Instruction —
Will you give the material below again, every line exactly as it is?

[Dataset listings of figures]

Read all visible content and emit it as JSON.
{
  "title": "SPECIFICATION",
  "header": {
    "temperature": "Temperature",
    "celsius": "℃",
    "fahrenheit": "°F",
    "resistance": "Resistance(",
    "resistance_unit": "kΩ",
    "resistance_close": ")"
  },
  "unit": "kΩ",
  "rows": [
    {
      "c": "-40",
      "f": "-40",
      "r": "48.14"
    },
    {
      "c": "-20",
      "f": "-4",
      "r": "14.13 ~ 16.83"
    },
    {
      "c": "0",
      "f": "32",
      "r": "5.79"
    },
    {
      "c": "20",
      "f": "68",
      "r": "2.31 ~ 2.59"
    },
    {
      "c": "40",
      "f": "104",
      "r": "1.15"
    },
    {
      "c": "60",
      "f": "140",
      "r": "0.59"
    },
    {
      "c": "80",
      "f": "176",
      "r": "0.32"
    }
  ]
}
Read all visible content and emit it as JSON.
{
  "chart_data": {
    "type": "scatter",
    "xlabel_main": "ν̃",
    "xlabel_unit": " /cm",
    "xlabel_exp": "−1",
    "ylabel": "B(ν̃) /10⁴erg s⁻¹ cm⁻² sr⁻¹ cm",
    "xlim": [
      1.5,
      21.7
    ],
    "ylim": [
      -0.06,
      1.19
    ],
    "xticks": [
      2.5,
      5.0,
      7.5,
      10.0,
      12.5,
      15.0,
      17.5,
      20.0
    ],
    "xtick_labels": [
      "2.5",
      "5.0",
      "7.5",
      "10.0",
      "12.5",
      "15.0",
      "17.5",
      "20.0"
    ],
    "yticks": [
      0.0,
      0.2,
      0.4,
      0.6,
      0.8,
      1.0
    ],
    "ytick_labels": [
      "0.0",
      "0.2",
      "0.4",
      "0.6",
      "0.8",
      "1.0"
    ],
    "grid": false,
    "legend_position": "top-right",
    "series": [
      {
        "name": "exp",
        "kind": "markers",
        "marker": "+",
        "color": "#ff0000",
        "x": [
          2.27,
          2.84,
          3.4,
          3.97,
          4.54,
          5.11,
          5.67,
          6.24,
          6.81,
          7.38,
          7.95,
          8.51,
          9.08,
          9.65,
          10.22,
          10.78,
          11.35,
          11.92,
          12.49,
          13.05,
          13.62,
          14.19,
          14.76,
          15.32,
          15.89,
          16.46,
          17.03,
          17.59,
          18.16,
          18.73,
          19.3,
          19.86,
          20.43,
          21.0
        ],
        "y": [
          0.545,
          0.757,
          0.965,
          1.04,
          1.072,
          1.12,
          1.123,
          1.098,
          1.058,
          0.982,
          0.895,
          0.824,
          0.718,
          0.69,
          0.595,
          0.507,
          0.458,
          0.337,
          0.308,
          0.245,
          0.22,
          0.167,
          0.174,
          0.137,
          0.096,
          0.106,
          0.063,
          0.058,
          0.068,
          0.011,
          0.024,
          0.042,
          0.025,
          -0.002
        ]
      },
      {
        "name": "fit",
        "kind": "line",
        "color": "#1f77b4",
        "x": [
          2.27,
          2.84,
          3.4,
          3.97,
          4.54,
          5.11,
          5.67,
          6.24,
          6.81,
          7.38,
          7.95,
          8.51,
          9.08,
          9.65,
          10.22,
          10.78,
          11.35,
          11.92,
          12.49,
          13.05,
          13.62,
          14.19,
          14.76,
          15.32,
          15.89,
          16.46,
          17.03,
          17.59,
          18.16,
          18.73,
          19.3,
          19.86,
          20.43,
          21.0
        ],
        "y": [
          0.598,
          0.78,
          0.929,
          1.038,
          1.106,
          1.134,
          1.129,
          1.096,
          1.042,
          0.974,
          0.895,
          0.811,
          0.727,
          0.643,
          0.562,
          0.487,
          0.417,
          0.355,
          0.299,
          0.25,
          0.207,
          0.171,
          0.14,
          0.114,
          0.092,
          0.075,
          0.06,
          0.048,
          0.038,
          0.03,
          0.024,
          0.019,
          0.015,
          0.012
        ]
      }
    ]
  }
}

Correct output —
Read all visible content and emit it as JSON.
{
  "title": "SPECIFICATION",
  "header": {
    "temperature": "Temperature",
    "celsius": "℃",
    "fahrenheit": "°F",
    "resistance": "Resistance(",
    "resistance_unit": "kΩ",
    "resistance_close": ")"
  },
  "unit": "kΩ",
  "rows": [
    {
      "c": "-40",
      "f": "-40",
      "r": "48.14"
    },
    {
      "c": "-20",
      "f": "-4",
      "r": "14.13 ~ 16.83"
    },
    {
      "c": "0",
      "f": "32",
      "r": "5.79"
    },
    {
      "c": "20",
      "f": "68",
      "r": "2.31 ~ 2.59"
    },
    {
      "c": "40",
      "f": "104",
      "r": "1.15"
    },
    {
      "c": "60",
      "f": "140",
      "r": "0.59"
    },
    {
      "c": "80",
      "f": "176",
      "r": "0.32"
    }
  ]
}
Read all visible content and emit it as JSON.
{
  "chart_data": {
    "type": "scatter",
    "xlabel_main": "ν̃",
    "xlabel_unit": " /cm",
    "xlabel_exp": "−1",
    "ylabel": "B(ν̃) /10⁴erg s⁻¹ cm⁻² sr⁻¹ cm",
    "xlim": [
      1.5,
      21.7
    ],
    "ylim": [
      -0.06,
      1.19
    ],
    "xticks": [
      2.5,
      5.0,
      7.5,
      10.0,
      12.5,
      15.0,
      17.5,
      20.0
    ],
    "xtick_labels": [
      "2.5",
      "5.0",
      "7.5",
      "10.0",
      "12.5",
      "15.0",
      "17.5",
      "20.0"
    ],
    "yticks": [
      0.0,
      0.2,
      0.4,
      0.6,
      0.8,
      1.0
    ],
    "ytick_labels": [
      "0.0",
      "0.2",
      "0.4",
      "0.6",
      "0.8",
      "1.0"
    ],
    "grid": false,
    "legend_position": "top-right",
    "series": [
      {
        "name": "exp",
        "kind": "markers",
        "marker": "+",
        "color": "#ff0000",
        "x": [
          2.27,
          2.84,
          3.4,
          3.97,
          4.54,
          5.11,
          5.67,
          6.24,
          6.81,
          7.38,
          7.95,
          8.51,
          9.08,
          9.65,
          10.22,
          10.78,
          11.35,
          11.92,
          12.49,
          13.05,
          13.62,
          14.19,
          14.76,
          15.32,
          15.89,
          16.46,
          17.03,
          17.59,
          18.16,
          18.73,
          19.3,
          19.86,
          20.43,
          21.0
        ],
        "y": [
          0.545,
          0.757,
          0.965,
          1.04,
          1.072,
          1.12,
          1.123,
          1.098,
          1.058,
          0.982,
          0.895,
          0.824,
          0.718,
          0.69,
          0.595,
          0.507,
          0.458,
          0.337,
          0.308,
          0.245,
          0.22,
          0.167,
          0.174,
          0.137,
          0.096,
          0.106,
          0.063,
          0.058,
          0.068,
          0.011,
          0.024,
          0.042,
          0.025,
          -0.002
        ]
      },
      {
        "name": "fit",
        "kind": "line",
        "color": "#1f77b4",
        "x": [
          2.27,
          2.84,
          3.4,
          3.97,
          4.54,
          5.11,
          5.67,
          6.24,
          6.81,
          7.38,
          7.95,
          8.51,
          9.08,
          9.65,
          10.22,
          10.78,
          11.35,
          11.92,
          12.49,
          13.05,
          13.62,
          14.19,
          14.76,
          15.32,
          15.89,
          16.46,
          17.03,
          17.59,
          18.16,
          18.73,
          19.3,
          19.86,
          20.43,
          21.0
        ],
        "y": [
          0.598,
          0.78,
          0.929,
          1.038,
          1.106,
          1.134,
          1.129,
          1.096,
          1.042,
          0.974,
          0.895,
          0.811,
          0.727,
          0.643,
          0.562,
          0.487,
          0.417,
          0.355,
          0.299,
          0.25,
          0.207,
          0.171,
          0.14,
          0.114,
          0.092,
          0.075,
          0.06,
          0.048,
          0.038,
          0.03,
          0.024,
          0.019,
          0.015,
          0.012
        ]
      }
    ]
  }
}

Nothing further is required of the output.